> Problem to solve
Make an exact copy of the entries below with the pictures removed.

- - - -

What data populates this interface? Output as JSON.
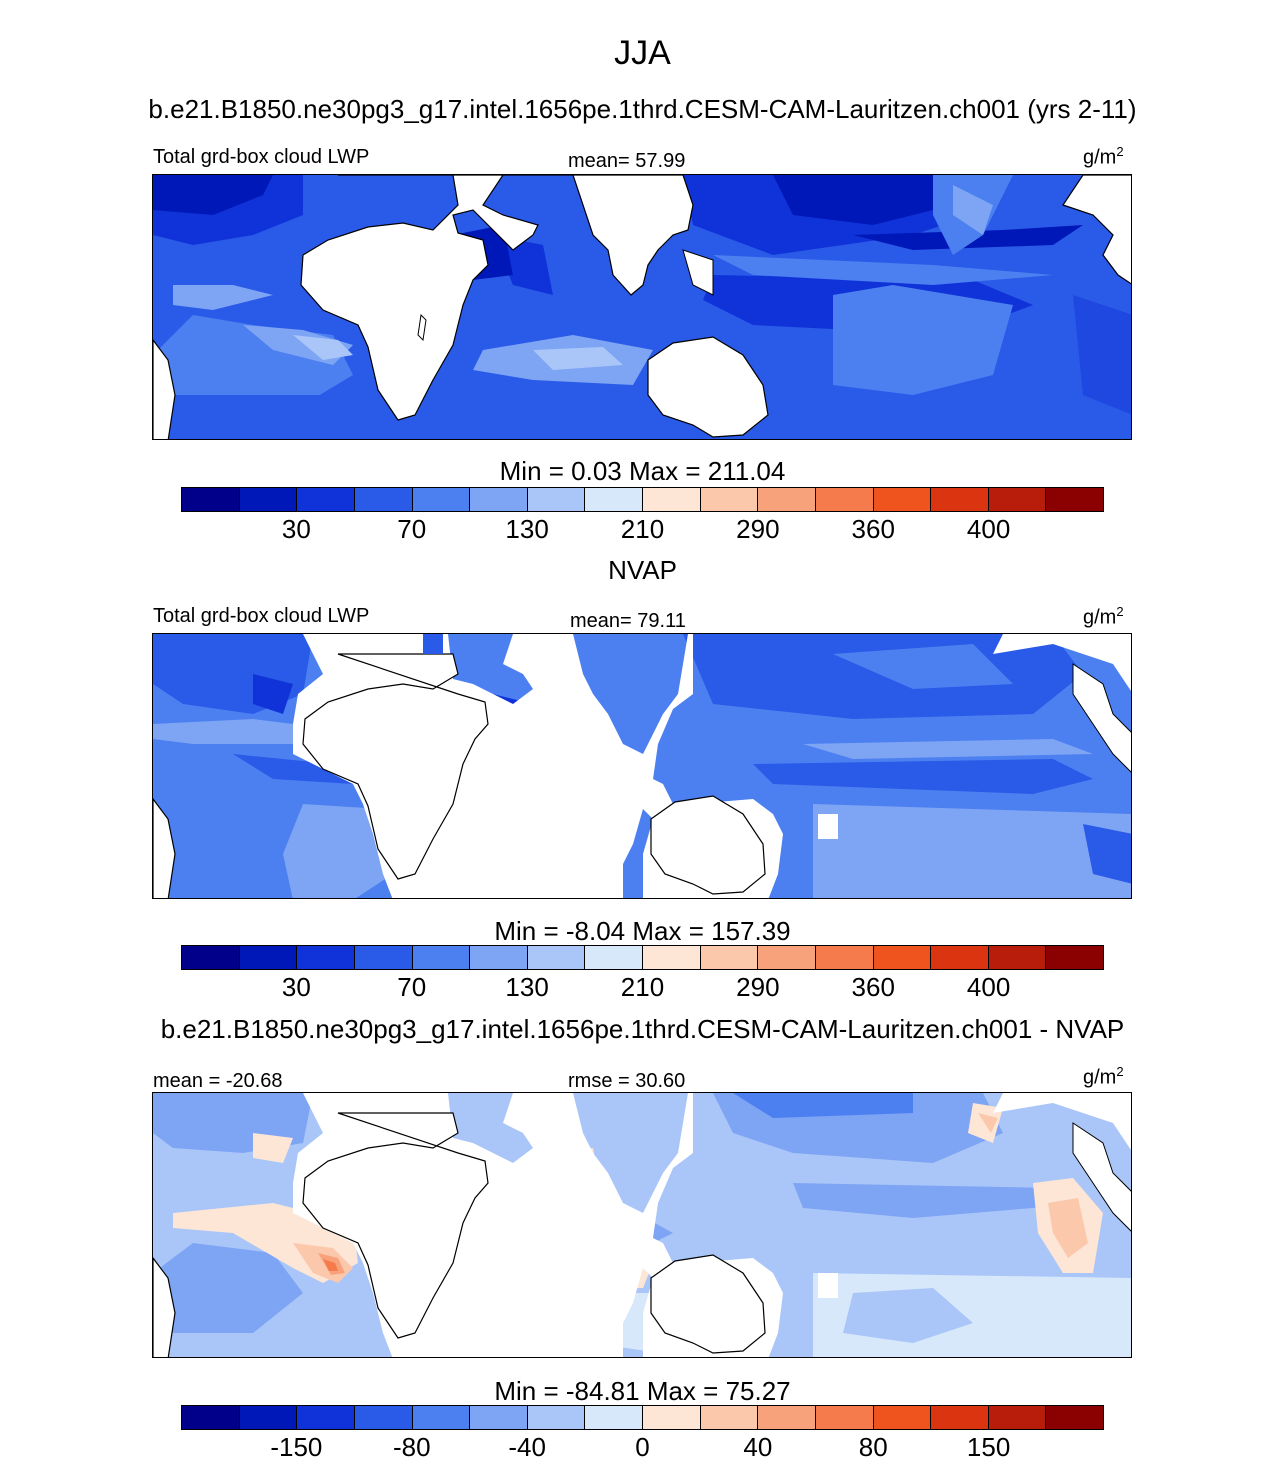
{
  "figure": {
    "season": "JJA",
    "run_title": "b.e21.B1850.ne30pg3_g17.intel.1656pe.1thrd.CESM-CAM-Lauritzen.ch001 (yrs 2-11)",
    "obs_title": "NVAP",
    "diff_title": "b.e21.B1850.ne30pg3_g17.intel.1656pe.1thrd.CESM-CAM-Lauritzen.ch001 - NVAP"
  },
  "panels": [
    {
      "id": "model",
      "left_label": "Total grd-box cloud LWP",
      "center_label": "mean=  57.99",
      "units_base": "g/m",
      "units_exp": "2",
      "minmax": "Min =   0.03 Max = 211.04",
      "colorbar_ticks": [
        "30",
        "70",
        "130",
        "210",
        "290",
        "360",
        "400"
      ],
      "colorbar_colors": [
        "#00008a",
        "#0018b8",
        "#0f33d8",
        "#2a5ae8",
        "#4c80f0",
        "#7ea4f4",
        "#aac6f8",
        "#d8e8fb",
        "#fde6d6",
        "#fbc8ac",
        "#f8a27c",
        "#f57a4c",
        "#f0541e",
        "#da3410",
        "#b81c0a",
        "#8b0000"
      ]
    },
    {
      "id": "obs",
      "left_label": "Total grd-box cloud LWP",
      "center_label": "mean=  79.11",
      "units_base": "g/m",
      "units_exp": "2",
      "minmax": "Min =  -8.04 Max = 157.39",
      "colorbar_ticks": [
        "30",
        "70",
        "130",
        "210",
        "290",
        "360",
        "400"
      ],
      "colorbar_colors": [
        "#00008a",
        "#0018b8",
        "#0f33d8",
        "#2a5ae8",
        "#4c80f0",
        "#7ea4f4",
        "#aac6f8",
        "#d8e8fb",
        "#fde6d6",
        "#fbc8ac",
        "#f8a27c",
        "#f57a4c",
        "#f0541e",
        "#da3410",
        "#b81c0a",
        "#8b0000"
      ]
    },
    {
      "id": "diff",
      "left_label": "mean = -20.68",
      "center_label": "rmse =  30.60",
      "units_base": "g/m",
      "units_exp": "2",
      "minmax": "Min = -84.81 Max =  75.27",
      "colorbar_ticks": [
        "-150",
        "-80",
        "-40",
        "0",
        "40",
        "80",
        "150"
      ],
      "colorbar_colors": [
        "#00008a",
        "#0018b8",
        "#0f33d8",
        "#2a5ae8",
        "#4c80f0",
        "#7ea4f4",
        "#aac6f8",
        "#d8e8fb",
        "#fde6d6",
        "#fbc8ac",
        "#f8a27c",
        "#f57a4c",
        "#f0541e",
        "#da3410",
        "#b81c0a",
        "#8b0000"
      ]
    }
  ]
}
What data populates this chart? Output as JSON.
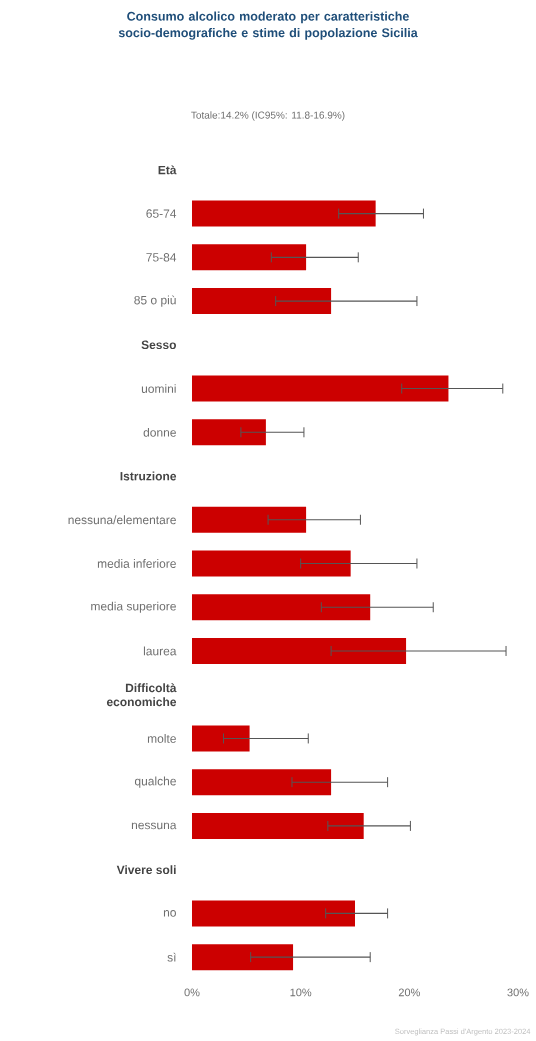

- - - -

> Written solution
What data populates this interface? Output as JSON.
{
  "figure": {
    "season": "JJA",
    "run_title": "b.e21.B1850.ne30pg3_g17.intel.1656pe.1thrd.CESM-CAM-Lauritzen.ch001 (yrs 2-11)",
    "obs_title": "NVAP",
    "diff_title": "b.e21.B1850.ne30pg3_g17.intel.1656pe.1thrd.CESM-CAM-Lauritzen.ch001 - NVAP"
  },
  "panels": [
    {
      "id": "model",
      "left_label": "Total grd-box cloud LWP",
      "center_label": "mean=  57.99",
      "units_base": "g/m",
      "units_exp": "2",
      "minmax": "Min =   0.03 Max = 211.04",
      "colorbar_ticks": [
        "30",
        "70",
        "130",
        "210",
        "290",
        "360",
        "400"
      ],
      "colorbar_colors": [
        "#00008a",
        "#0018b8",
        "#0f33d8",
        "#2a5ae8",
        "#4c80f0",
        "#7ea4f4",
        "#aac6f8",
        "#d8e8fb",
        "#fde6d6",
        "#fbc8ac",
        "#f8a27c",
        "#f57a4c",
        "#f0541e",
        "#da3410",
        "#b81c0a",
        "#8b0000"
      ]
    },
    {
      "id": "obs",
      "left_label": "Total grd-box cloud LWP",
      "center_label": "mean=  79.11",
      "units_base": "g/m",
      "units_exp": "2",
      "minmax": "Min =  -8.04 Max = 157.39",
      "colorbar_ticks": [
        "30",
        "70",
        "130",
        "210",
        "290",
        "360",
        "400"
      ],
      "colorbar_colors": [
        "#00008a",
        "#0018b8",
        "#0f33d8",
        "#2a5ae8",
        "#4c80f0",
        "#7ea4f4",
        "#aac6f8",
        "#d8e8fb",
        "#fde6d6",
        "#fbc8ac",
        "#f8a27c",
        "#f57a4c",
        "#f0541e",
        "#da3410",
        "#b81c0a",
        "#8b0000"
      ]
    },
    {
      "id": "diff",
      "left_label": "mean = -20.68",
      "center_label": "rmse =  30.60",
      "units_base": "g/m",
      "units_exp": "2",
      "minmax": "Min = -84.81 Max =  75.27",
      "colorbar_ticks": [
        "-150",
        "-80",
        "-40",
        "0",
        "40",
        "80",
        "150"
      ],
      "colorbar_colors": [
        "#00008a",
        "#0018b8",
        "#0f33d8",
        "#2a5ae8",
        "#4c80f0",
        "#7ea4f4",
        "#aac6f8",
        "#d8e8fb",
        "#fde6d6",
        "#fbc8ac",
        "#f8a27c",
        "#f57a4c",
        "#f0541e",
        "#da3410",
        "#b81c0a",
        "#8b0000"
      ]
    }
  ]
}
What data populates this chart? Output as JSON.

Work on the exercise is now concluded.